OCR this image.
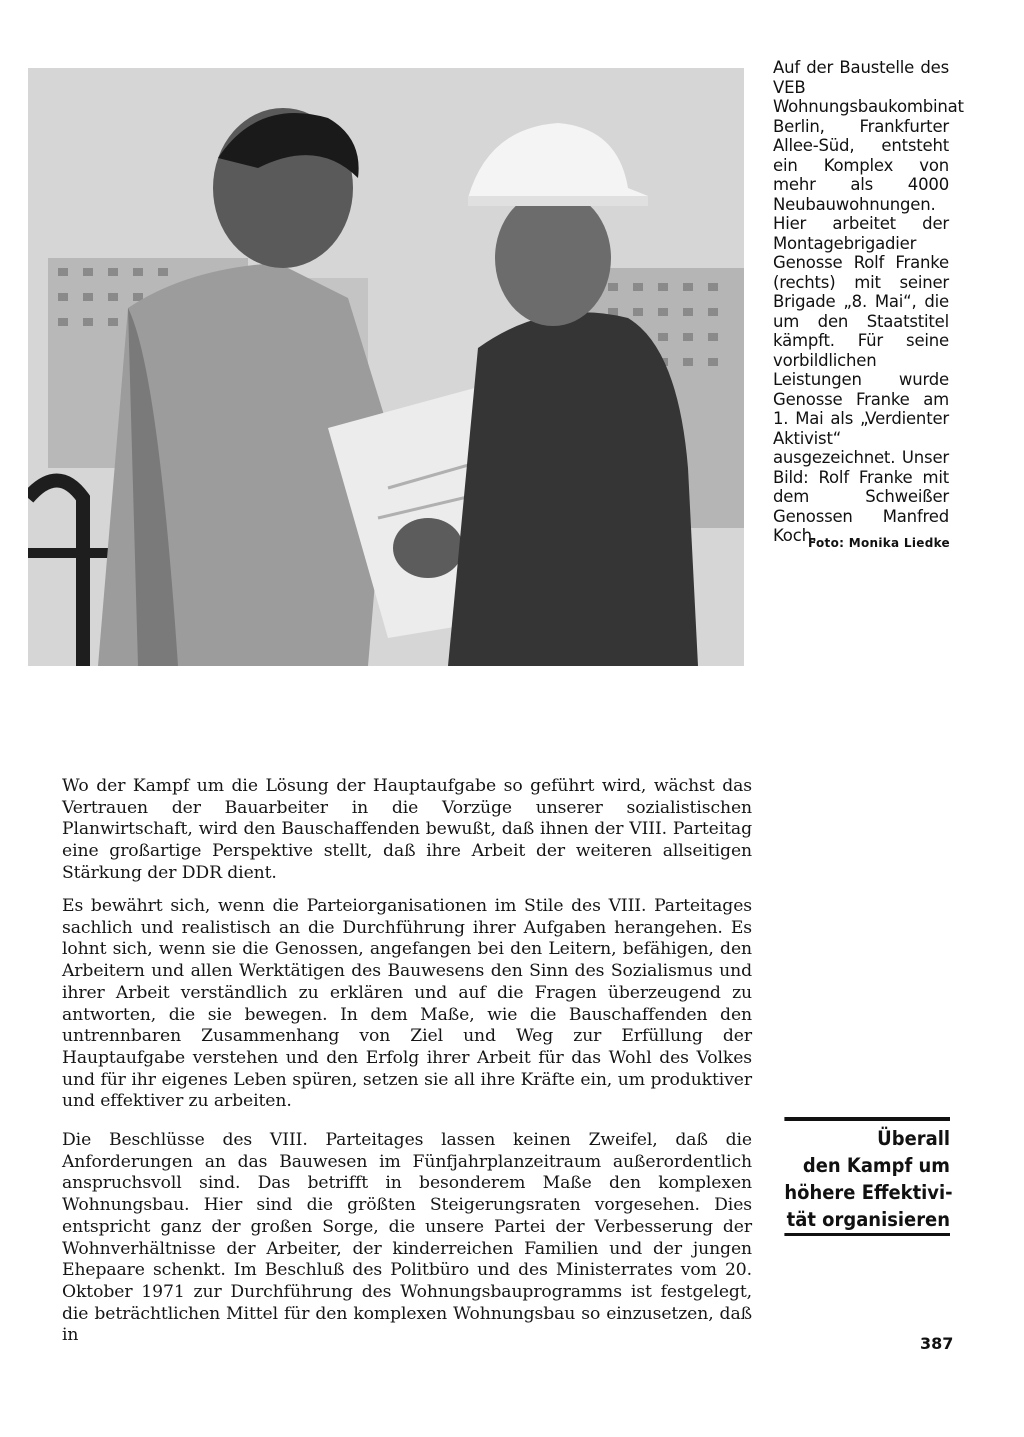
Auf der Baustelle des VEB Wohnungsbaukombinat Berlin, Frankfurter Allee-Süd, entsteht ein Komplex von mehr als 4000 Neubauwohnungen. Hier arbeitet der Montagebrigadier Genosse Rolf Franke (rechts) mit seiner Brigade „8. Mai“, die um den Staatstitel kämpft. Für seine vorbildlichen Leistungen wurde Genosse Franke am 1. Mai als „Verdienter Aktivist“ ausgezeichnet. Unser Bild: Rolf Franke mit dem Schweißer Genossen Manfred Koch.
Foto: Monika Liedke
Wo der Kampf um die Lösung der Hauptaufgabe so geführt wird, wächst das Vertrauen der Bauarbeiter in die Vorzüge unserer sozialistischen Planwirtschaft, wird den Bauschaffenden bewußt, daß ihnen der VIII. Parteitag eine großartige Perspektive stellt, daß ihre Arbeit der weiteren allseitigen Stärkung der DDR dient.
Es bewährt sich, wenn die Parteiorganisationen im Stile des VIII. Parteitages sachlich und realistisch an die Durchführung ihrer Aufgaben herangehen. Es lohnt sich, wenn sie die Genossen, angefangen bei den Leitern, befähigen, den Arbeitern und allen Werktätigen des Bauwesens den Sinn des Sozialismus und ihrer Arbeit verständlich zu erklären und auf die Fragen überzeugend zu antworten, die sie bewegen. In dem Maße, wie die Bauschaffenden den untrennbaren Zusammenhang von Ziel und Weg zur Erfüllung der Hauptaufgabe verstehen und den Erfolg ihrer Arbeit für das Wohl des Volkes und für ihr eigenes Leben spüren, setzen sie all ihre Kräfte ein, um produktiver und effektiver zu arbeiten.
Die Beschlüsse des VIII. Parteitages lassen keinen Zweifel, daß die Anforderungen an das Bauwesen im Fünfjahrplanzeitraum außerordentlich anspruchsvoll sind. Das betrifft in besonderem Maße den komplexen Wohnungsbau. Hier sind die größten Steigerungsraten vorgesehen. Dies entspricht ganz der großen Sorge, die unsere Partei der Verbesserung der Wohnverhältnisse der Arbeiter, der kinderreichen Familien und der jungen Ehepaare schenkt. Im Beschluß des Politbüro und des Ministerrates vom 20. Oktober 1971 zur Durchführung des Wohnungsbauprogramms ist festgelegt, die beträchtlichen Mittel für den komplexen Wohnungsbau so einzusetzen, daß in
Überall
den Kampf um
höhere Effektivi-
tät organisieren
387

*Task*. Your answer should copy the listing word for word, with no pictures in it.

*Answer to this exercise*.
OCR this image.
Auf der Baustelle des VEB Wohnungsbaukombinat Berlin, Frankfurter Allee-Süd, entsteht ein Komplex von mehr als 4000 Neubauwohnungen. Hier arbeitet der Montagebrigadier Genosse Rolf Franke (rechts) mit seiner Brigade „8. Mai“, die um den Staatstitel kämpft. Für seine vorbildlichen Leistungen wurde Genosse Franke am 1. Mai als „Verdienter Aktivist“ ausgezeichnet. Unser Bild: Rolf Franke mit dem Schweißer Genossen Manfred Koch.
Foto: Monika Liedke
Wo der Kampf um die Lösung der Hauptaufgabe so geführt wird, wächst das Vertrauen der Bauarbeiter in die Vorzüge unserer sozialistischen Planwirtschaft, wird den Bauschaffenden bewußt, daß ihnen der VIII. Parteitag eine großartige Perspektive stellt, daß ihre Arbeit der weiteren allseitigen Stärkung der DDR dient.
Es bewährt sich, wenn die Parteiorganisationen im Stile des VIII. Parteitages sachlich und realistisch an die Durchführung ihrer Aufgaben herangehen. Es lohnt sich, wenn sie die Genossen, angefangen bei den Leitern, befähigen, den Arbeitern und allen Werktätigen des Bauwesens den Sinn des Sozialismus und ihrer Arbeit verständlich zu erklären und auf die Fragen überzeugend zu antworten, die sie bewegen. In dem Maße, wie die Bauschaffenden den untrennbaren Zusammenhang von Ziel und Weg zur Erfüllung der Hauptaufgabe verstehen und den Erfolg ihrer Arbeit für das Wohl des Volkes und für ihr eigenes Leben spüren, setzen sie all ihre Kräfte ein, um produktiver und effektiver zu arbeiten.
Die Beschlüsse des VIII. Parteitages lassen keinen Zweifel, daß die Anforderungen an das Bauwesen im Fünfjahrplanzeitraum außerordentlich anspruchsvoll sind. Das betrifft in besonderem Maße den komplexen Wohnungsbau. Hier sind die größten Steigerungsraten vorgesehen. Dies entspricht ganz der großen Sorge, die unsere Partei der Verbesserung der Wohnverhältnisse der Arbeiter, der kinderreichen Familien und der jungen Ehepaare schenkt. Im Beschluß des Politbüro und des Ministerrates vom 20. Oktober 1971 zur Durchführung des Wohnungsbauprogramms ist festgelegt, die beträchtlichen Mittel für den komplexen Wohnungsbau so einzusetzen, daß in
Überall
den Kampf um
höhere Effektivi-
tät organisieren
387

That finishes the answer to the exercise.